═════ Record extracts ═════

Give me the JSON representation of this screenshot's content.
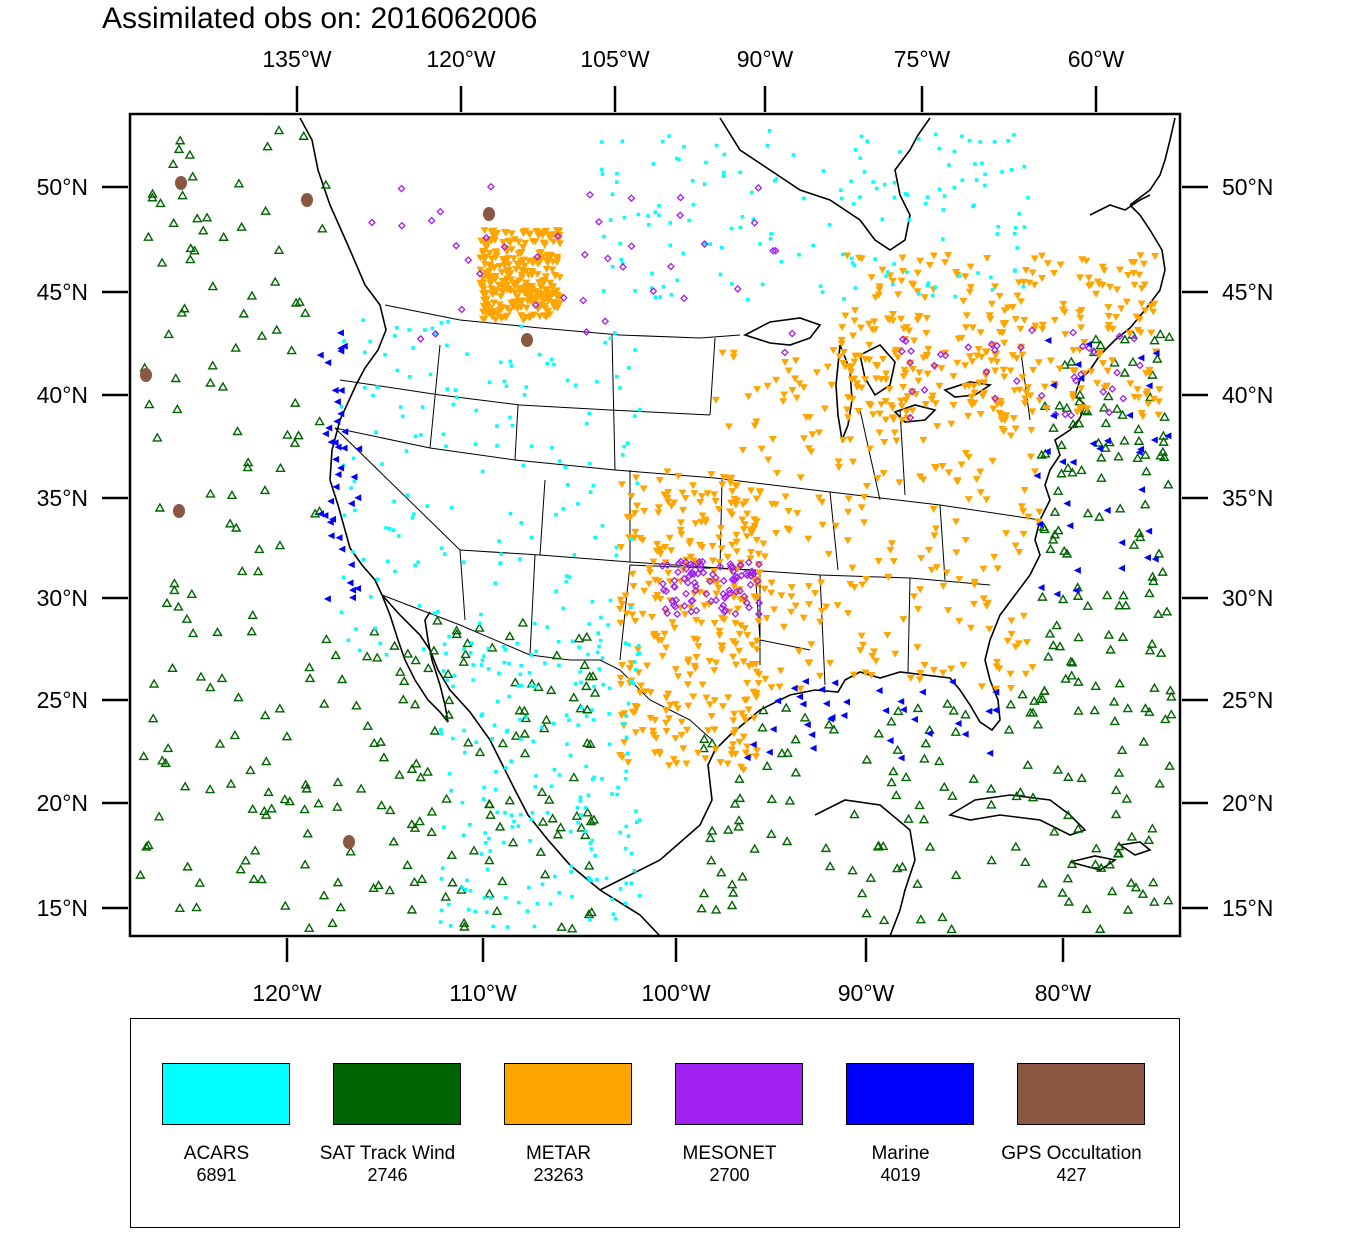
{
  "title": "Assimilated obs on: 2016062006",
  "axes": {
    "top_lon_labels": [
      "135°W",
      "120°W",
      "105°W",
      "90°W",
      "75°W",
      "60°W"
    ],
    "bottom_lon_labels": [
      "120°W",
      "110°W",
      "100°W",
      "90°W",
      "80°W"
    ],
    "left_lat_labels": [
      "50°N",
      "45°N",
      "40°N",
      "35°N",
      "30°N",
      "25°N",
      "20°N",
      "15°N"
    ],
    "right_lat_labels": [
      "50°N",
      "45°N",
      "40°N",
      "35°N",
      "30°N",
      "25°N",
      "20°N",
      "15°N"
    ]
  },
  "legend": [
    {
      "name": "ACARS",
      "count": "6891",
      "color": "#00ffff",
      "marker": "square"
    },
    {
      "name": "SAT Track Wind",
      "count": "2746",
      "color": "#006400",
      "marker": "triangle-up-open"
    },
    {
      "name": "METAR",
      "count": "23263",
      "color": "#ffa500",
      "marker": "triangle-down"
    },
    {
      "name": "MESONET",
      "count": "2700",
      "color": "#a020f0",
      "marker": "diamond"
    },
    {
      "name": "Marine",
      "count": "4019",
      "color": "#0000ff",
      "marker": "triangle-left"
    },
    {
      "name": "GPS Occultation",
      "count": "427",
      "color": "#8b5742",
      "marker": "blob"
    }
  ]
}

═════
═════ Record extracts ═════

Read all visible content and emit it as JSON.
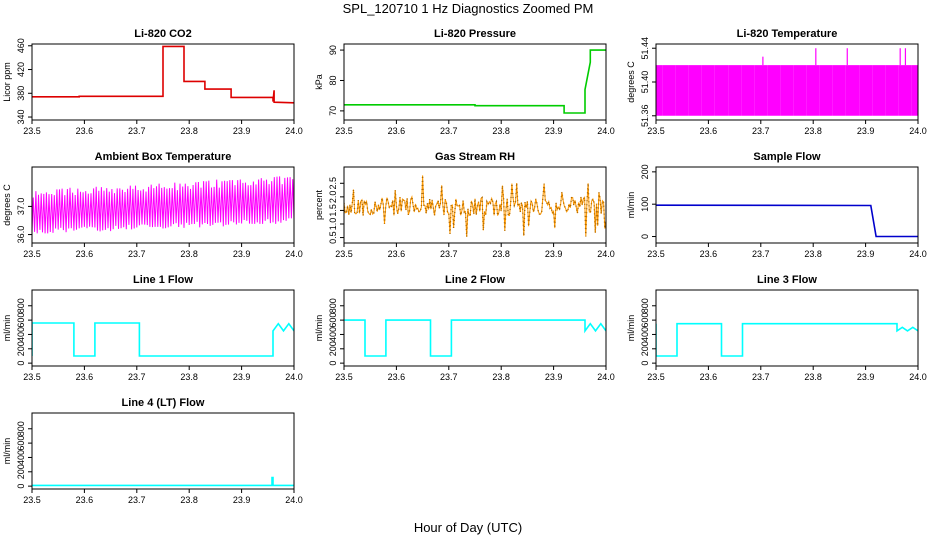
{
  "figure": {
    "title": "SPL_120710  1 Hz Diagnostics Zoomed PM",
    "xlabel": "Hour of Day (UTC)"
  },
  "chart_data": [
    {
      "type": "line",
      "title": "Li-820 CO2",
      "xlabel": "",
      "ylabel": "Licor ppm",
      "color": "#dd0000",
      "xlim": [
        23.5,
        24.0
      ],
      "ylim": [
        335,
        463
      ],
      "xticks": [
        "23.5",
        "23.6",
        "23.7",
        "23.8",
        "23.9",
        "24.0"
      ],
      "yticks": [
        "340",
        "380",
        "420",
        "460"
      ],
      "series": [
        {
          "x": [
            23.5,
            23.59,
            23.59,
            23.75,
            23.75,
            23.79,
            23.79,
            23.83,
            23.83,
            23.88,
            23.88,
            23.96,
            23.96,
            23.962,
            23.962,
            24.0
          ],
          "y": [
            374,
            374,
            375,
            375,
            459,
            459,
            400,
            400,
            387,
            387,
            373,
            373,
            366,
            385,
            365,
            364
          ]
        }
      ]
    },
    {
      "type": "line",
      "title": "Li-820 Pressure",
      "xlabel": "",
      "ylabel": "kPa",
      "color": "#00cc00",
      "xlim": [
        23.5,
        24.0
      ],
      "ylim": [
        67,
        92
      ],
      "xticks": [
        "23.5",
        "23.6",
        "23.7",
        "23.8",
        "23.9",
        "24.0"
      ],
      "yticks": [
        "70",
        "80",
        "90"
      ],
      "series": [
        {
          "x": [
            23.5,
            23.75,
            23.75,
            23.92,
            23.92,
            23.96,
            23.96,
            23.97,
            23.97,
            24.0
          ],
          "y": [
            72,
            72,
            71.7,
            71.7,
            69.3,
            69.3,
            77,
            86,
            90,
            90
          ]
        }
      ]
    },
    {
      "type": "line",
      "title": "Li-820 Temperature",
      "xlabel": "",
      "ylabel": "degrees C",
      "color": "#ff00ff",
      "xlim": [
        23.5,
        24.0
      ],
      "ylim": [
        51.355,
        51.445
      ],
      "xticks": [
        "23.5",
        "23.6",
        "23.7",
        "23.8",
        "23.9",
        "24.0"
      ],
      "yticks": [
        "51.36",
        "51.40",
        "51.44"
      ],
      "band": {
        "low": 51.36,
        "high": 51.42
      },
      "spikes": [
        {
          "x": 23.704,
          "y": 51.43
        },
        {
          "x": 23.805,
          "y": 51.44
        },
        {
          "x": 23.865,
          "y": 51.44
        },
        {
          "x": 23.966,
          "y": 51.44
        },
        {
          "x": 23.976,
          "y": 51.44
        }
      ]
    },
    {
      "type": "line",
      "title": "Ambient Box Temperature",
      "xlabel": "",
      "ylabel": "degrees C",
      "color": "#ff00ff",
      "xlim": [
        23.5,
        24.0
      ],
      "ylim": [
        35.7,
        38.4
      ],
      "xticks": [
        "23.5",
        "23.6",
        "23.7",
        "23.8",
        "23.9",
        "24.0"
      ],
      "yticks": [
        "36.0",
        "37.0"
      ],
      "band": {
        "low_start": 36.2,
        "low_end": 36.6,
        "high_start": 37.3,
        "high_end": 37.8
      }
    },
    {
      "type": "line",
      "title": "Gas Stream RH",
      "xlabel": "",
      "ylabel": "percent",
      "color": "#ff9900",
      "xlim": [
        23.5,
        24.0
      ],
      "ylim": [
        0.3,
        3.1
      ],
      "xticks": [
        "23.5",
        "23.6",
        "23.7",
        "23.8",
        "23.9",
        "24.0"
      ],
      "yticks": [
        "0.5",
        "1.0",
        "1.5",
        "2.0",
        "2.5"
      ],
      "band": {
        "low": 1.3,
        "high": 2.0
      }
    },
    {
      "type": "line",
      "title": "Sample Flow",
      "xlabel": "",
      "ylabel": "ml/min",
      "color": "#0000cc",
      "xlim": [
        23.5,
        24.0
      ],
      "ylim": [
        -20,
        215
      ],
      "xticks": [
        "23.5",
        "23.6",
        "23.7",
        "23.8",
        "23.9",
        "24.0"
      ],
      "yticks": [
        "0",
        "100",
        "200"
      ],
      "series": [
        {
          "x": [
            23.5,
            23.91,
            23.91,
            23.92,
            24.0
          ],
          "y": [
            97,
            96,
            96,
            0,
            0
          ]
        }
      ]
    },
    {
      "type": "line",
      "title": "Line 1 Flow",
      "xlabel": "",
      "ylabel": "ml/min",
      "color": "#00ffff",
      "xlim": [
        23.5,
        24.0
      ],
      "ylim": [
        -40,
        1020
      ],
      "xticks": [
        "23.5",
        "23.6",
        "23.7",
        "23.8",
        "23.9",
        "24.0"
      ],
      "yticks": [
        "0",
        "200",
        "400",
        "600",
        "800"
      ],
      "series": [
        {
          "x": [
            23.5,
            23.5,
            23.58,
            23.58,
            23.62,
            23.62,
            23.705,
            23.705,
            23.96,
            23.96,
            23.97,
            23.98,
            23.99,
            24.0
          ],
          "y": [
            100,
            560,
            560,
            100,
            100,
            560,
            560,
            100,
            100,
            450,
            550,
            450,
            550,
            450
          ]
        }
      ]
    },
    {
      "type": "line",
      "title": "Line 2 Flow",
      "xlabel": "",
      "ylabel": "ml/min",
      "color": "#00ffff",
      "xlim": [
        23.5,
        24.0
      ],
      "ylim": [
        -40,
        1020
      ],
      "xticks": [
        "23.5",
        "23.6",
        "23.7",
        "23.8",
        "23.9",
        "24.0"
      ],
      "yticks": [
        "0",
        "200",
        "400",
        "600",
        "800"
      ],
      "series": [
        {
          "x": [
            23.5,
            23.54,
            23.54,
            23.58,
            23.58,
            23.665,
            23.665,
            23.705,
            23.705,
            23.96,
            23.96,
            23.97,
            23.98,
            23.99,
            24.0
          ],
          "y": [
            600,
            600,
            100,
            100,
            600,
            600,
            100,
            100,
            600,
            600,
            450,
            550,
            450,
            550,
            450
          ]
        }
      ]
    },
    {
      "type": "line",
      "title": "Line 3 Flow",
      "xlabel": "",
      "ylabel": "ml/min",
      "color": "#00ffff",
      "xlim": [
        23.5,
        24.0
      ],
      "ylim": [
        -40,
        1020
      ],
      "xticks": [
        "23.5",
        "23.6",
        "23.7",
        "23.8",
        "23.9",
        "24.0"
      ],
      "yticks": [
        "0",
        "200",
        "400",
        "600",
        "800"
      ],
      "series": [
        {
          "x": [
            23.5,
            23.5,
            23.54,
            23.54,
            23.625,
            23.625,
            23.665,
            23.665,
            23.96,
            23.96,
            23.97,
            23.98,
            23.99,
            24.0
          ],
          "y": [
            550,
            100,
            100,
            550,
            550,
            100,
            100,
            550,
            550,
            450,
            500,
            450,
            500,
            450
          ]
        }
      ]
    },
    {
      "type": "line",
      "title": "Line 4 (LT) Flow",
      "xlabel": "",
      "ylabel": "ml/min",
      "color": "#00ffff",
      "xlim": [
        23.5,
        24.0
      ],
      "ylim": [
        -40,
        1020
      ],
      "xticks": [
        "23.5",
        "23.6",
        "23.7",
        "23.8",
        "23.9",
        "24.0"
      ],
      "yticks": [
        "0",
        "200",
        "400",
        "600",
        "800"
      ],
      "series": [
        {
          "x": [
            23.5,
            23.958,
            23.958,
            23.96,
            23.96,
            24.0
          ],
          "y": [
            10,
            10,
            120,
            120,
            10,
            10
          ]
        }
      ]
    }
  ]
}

═════

# [What you are asked to do]
Scan the material above for the string "count" and report each line where you find it.

# [Written reply]
      "count": "6891",
      "count": "2746",
      "count": "23263",
      "count": "2700",
      "count": "4019",
      "count": "427",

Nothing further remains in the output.